╔══
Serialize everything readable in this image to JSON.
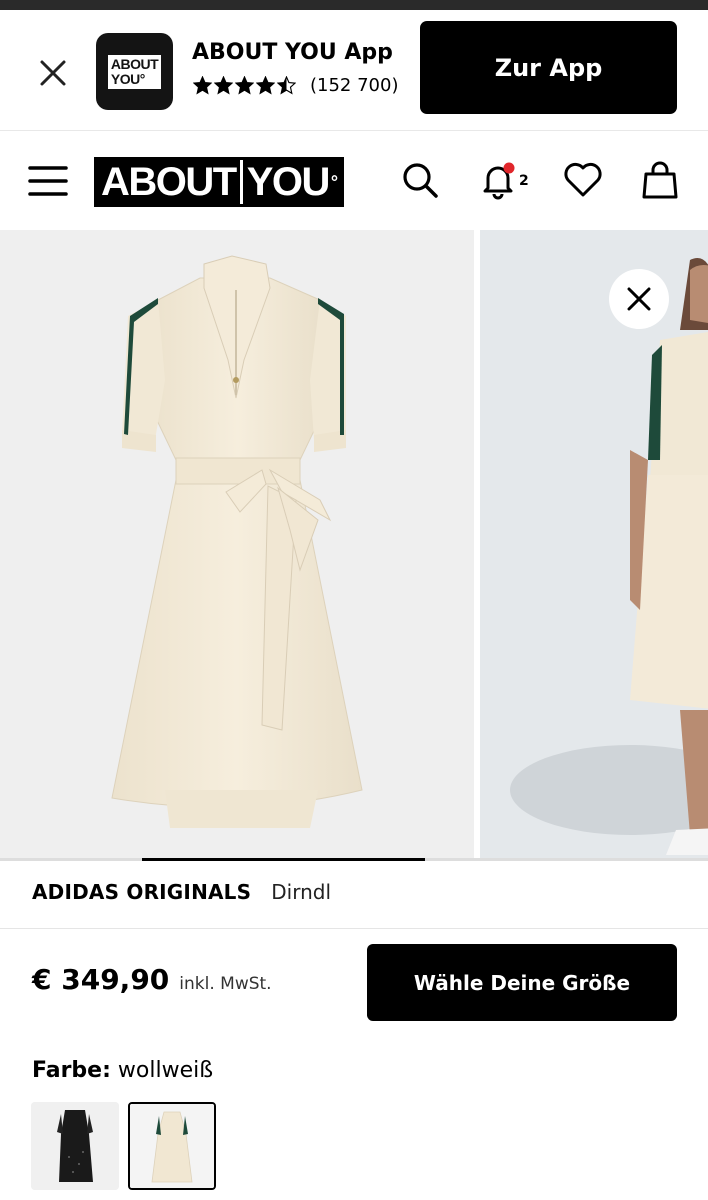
{
  "banner": {
    "app_name": "ABOUT YOU App",
    "icon_text_line1": "ABOUT",
    "icon_text_line2": "YOU°",
    "rating_stars": 4.5,
    "rating_count": "(152 700)",
    "cta_label": "Zur App"
  },
  "header": {
    "logo_left": "ABOUT",
    "logo_right": "YOU",
    "logo_mark": "°",
    "notification_count": "2"
  },
  "gallery": {
    "progress_fraction": 0.4,
    "accent_color": "#1e4a3a",
    "dress_color": "#f3ead8"
  },
  "product": {
    "brand": "ADIDAS ORIGINALS",
    "name": "Dirndl",
    "price": "€ 349,90",
    "tax_note": "inkl. MwSt.",
    "cta_label": "Wähle Deine Größe",
    "color_label": "Farbe:",
    "color_value": "wollweiß"
  }
}
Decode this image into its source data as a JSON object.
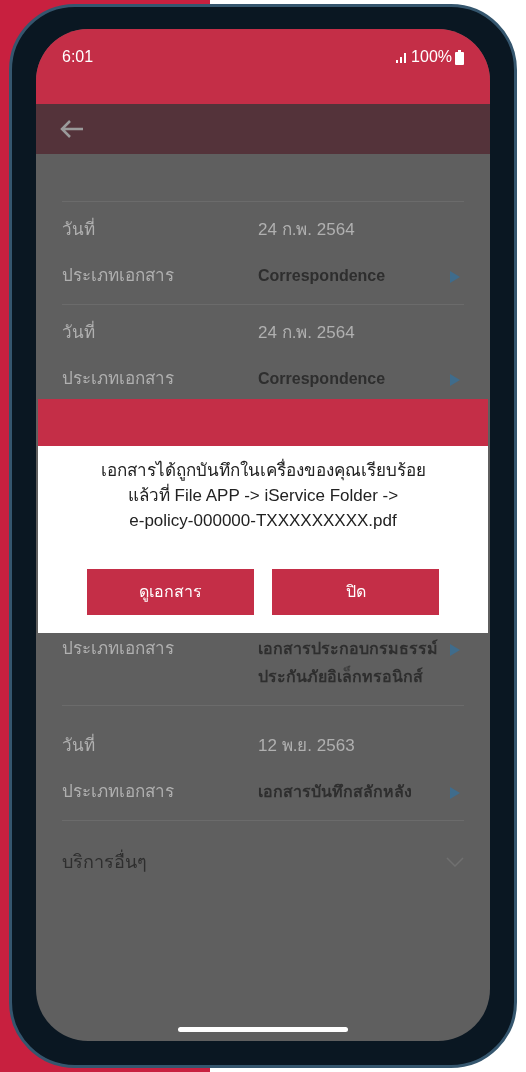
{
  "status_bar": {
    "time": "6:01",
    "battery": "100%"
  },
  "documents": [
    {
      "date_label": "วันที่",
      "date": "24 ก.พ. 2564",
      "type_label": "ประเภทเอกสาร",
      "type": "Correspondence"
    },
    {
      "date_label": "วันที่",
      "date": "24 ก.พ. 2564",
      "type_label": "ประเภทเอกสาร",
      "type": "Correspondence"
    },
    {
      "type_label": "ประเภทเอกสาร",
      "type": "เอกสารประกอบกรมธรรม์\nประกันภัยอิเล็กทรอนิกส์"
    },
    {
      "date_label": "วันที่",
      "date": "12 พ.ย. 2563",
      "type_label": "ประเภทเอกสาร",
      "type": "เอกสารบันทึกสลักหลัง"
    }
  ],
  "dialog": {
    "message": "เอกสารได้ถูกบันทึกในเครื่องของคุณเรียบร้อย\nแล้วที่ File APP -> iService Folder ->\ne-policy-000000-TXXXXXXXXX.pdf",
    "buttons": [
      "ดูเอกสาร",
      "ปิด"
    ]
  },
  "other_services": {
    "label": "บริการอื่นๆ",
    "expanded": false
  }
}
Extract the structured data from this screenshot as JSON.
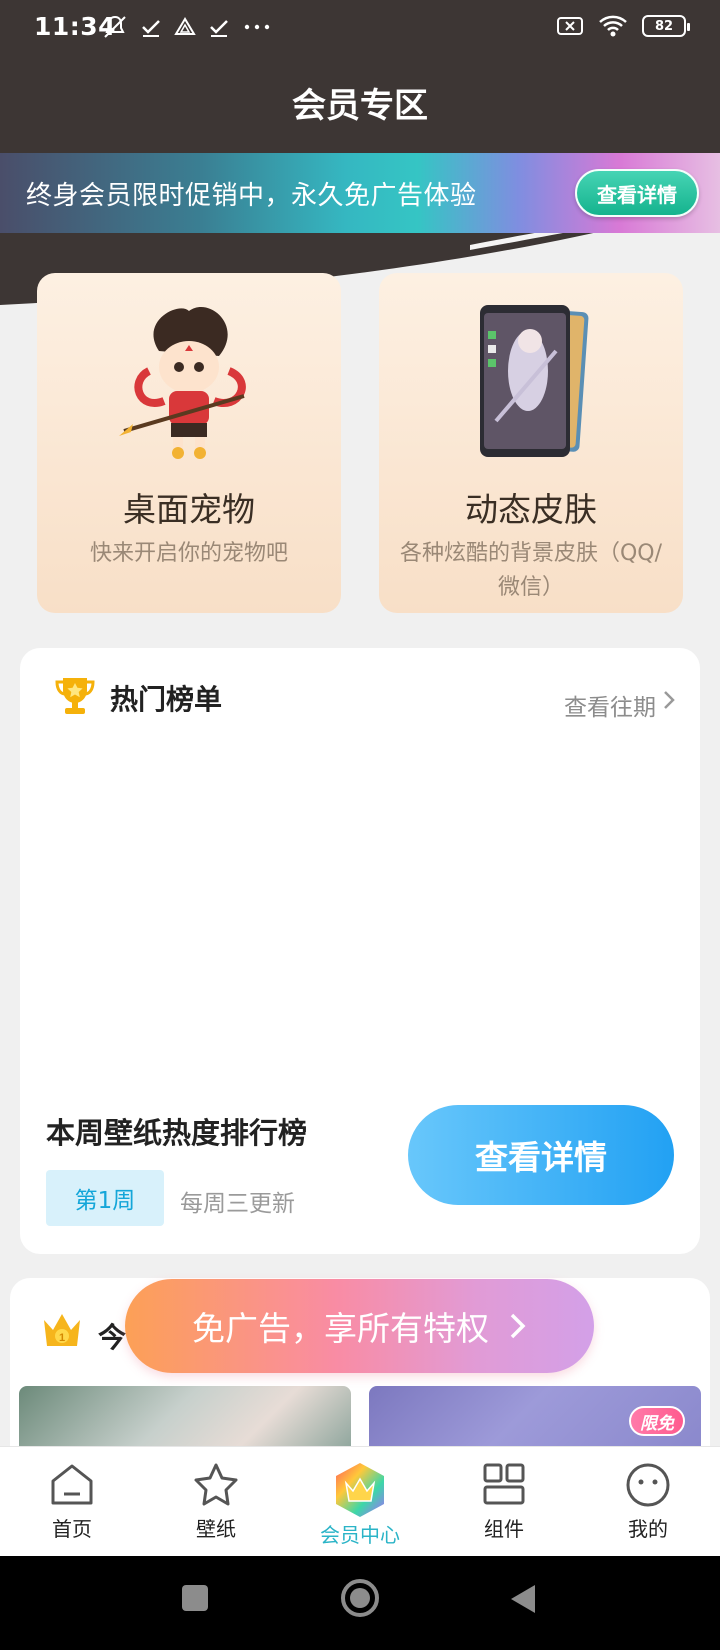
{
  "status_bar": {
    "time": "11:34",
    "battery": "82",
    "left_icons": [
      "mute-icon",
      "check-icon",
      "drive-icon",
      "check-icon",
      "more-icon"
    ],
    "right_icons": [
      "sim-off-icon",
      "wifi-icon",
      "battery-icon"
    ]
  },
  "header": {
    "title": "会员专区"
  },
  "promo": {
    "text": "终身会员限时促销中，永久免广告体验",
    "button": "查看详情"
  },
  "features": [
    {
      "title": "桌面宠物",
      "subtitle": "快来开启你的宠物吧",
      "icon": "pet-character-image"
    },
    {
      "title": "动态皮肤",
      "subtitle": "各种炫酷的背景皮肤（QQ/微信）",
      "icon": "phone-skin-image"
    }
  ],
  "ranking": {
    "title": "热门榜单",
    "history": "查看往期",
    "weekly_title": "本周壁纸热度排行榜",
    "week_badge": "第1周",
    "update_note": "每周三更新",
    "detail_button": "查看详情"
  },
  "today": {
    "title": "今",
    "free_tag": "限免"
  },
  "vip_cta": {
    "label": "免广告，享所有特权"
  },
  "tabs": [
    {
      "label": "首页",
      "icon": "home-icon"
    },
    {
      "label": "壁纸",
      "icon": "star-icon"
    },
    {
      "label": "会员中心",
      "icon": "vip-crown-icon"
    },
    {
      "label": "组件",
      "icon": "widgets-icon"
    },
    {
      "label": "我的",
      "icon": "smile-icon"
    }
  ],
  "colors": {
    "header_bg": "#3d3634",
    "accent_teal": "#2bb4c7",
    "rank_button": "#22a1f3",
    "promo_button": "#15b38e"
  }
}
╚══
What you will do =
Your task is to repeat the material above exactly, without its pictures.

Output of the exercise =
Serialize everything readable in this image to JSON.
{
  "banner": {
    "app_name": "ABOUT YOU App",
    "icon_text_line1": "ABOUT",
    "icon_text_line2": "YOU°",
    "rating_stars": 4.5,
    "rating_count": "(152 700)",
    "cta_label": "Zur App"
  },
  "header": {
    "logo_left": "ABOUT",
    "logo_right": "YOU",
    "logo_mark": "°",
    "notification_count": "2"
  },
  "gallery": {
    "progress_fraction": 0.4,
    "accent_color": "#1e4a3a",
    "dress_color": "#f3ead8"
  },
  "product": {
    "brand": "ADIDAS ORIGINALS",
    "name": "Dirndl",
    "price": "€ 349,90",
    "tax_note": "inkl. MwSt.",
    "cta_label": "Wähle Deine Größe",
    "color_label": "Farbe:",
    "color_value": "wollweiß"
  }
}
Decode this image into its source data as a JSON object.
{
  "status_bar": {
    "time": "6:01",
    "battery": "100%"
  },
  "documents": [
    {
      "date_label": "วันที่",
      "date": "24 ก.พ. 2564",
      "type_label": "ประเภทเอกสาร",
      "type": "Correspondence"
    },
    {
      "date_label": "วันที่",
      "date": "24 ก.พ. 2564",
      "type_label": "ประเภทเอกสาร",
      "type": "Correspondence"
    },
    {
      "type_label": "ประเภทเอกสาร",
      "type": "เอกสารประกอบกรมธรรม์\nประกันภัยอิเล็กทรอนิกส์"
    },
    {
      "date_label": "วันที่",
      "date": "12 พ.ย. 2563",
      "type_label": "ประเภทเอกสาร",
      "type": "เอกสารบันทึกสลักหลัง"
    }
  ],
  "dialog": {
    "message": "เอกสารได้ถูกบันทึกในเครื่องของคุณเรียบร้อย\nแล้วที่ File APP -> iService Folder ->\ne-policy-000000-TXXXXXXXXX.pdf",
    "buttons": [
      "ดูเอกสาร",
      "ปิด"
    ]
  },
  "other_services": {
    "label": "บริการอื่นๆ",
    "expanded": false
  }
}
Extract the structured data from this screenshot as JSON.
{
  "status_bar": {
    "time": "11:34",
    "battery": "82",
    "left_icons": [
      "mute-icon",
      "check-icon",
      "drive-icon",
      "check-icon",
      "more-icon"
    ],
    "right_icons": [
      "sim-off-icon",
      "wifi-icon",
      "battery-icon"
    ]
  },
  "header": {
    "title": "会员专区"
  },
  "promo": {
    "text": "终身会员限时促销中，永久免广告体验",
    "button": "查看详情"
  },
  "features": [
    {
      "title": "桌面宠物",
      "subtitle": "快来开启你的宠物吧",
      "icon": "pet-character-image"
    },
    {
      "title": "动态皮肤",
      "subtitle": "各种炫酷的背景皮肤（QQ/微信）",
      "icon": "phone-skin-image"
    }
  ],
  "ranking": {
    "title": "热门榜单",
    "history": "查看往期",
    "weekly_title": "本周壁纸热度排行榜",
    "week_badge": "第1周",
    "update_note": "每周三更新",
    "detail_button": "查看详情"
  },
  "today": {
    "title": "今",
    "free_tag": "限免"
  },
  "vip_cta": {
    "label": "免广告，享所有特权"
  },
  "tabs": [
    {
      "label": "首页",
      "icon": "home-icon"
    },
    {
      "label": "壁纸",
      "icon": "star-icon"
    },
    {
      "label": "会员中心",
      "icon": "vip-crown-icon"
    },
    {
      "label": "组件",
      "icon": "widgets-icon"
    },
    {
      "label": "我的",
      "icon": "smile-icon"
    }
  ],
  "colors": {
    "header_bg": "#3d3634",
    "accent_teal": "#2bb4c7",
    "rank_button": "#22a1f3",
    "promo_button": "#15b38e"
  }
}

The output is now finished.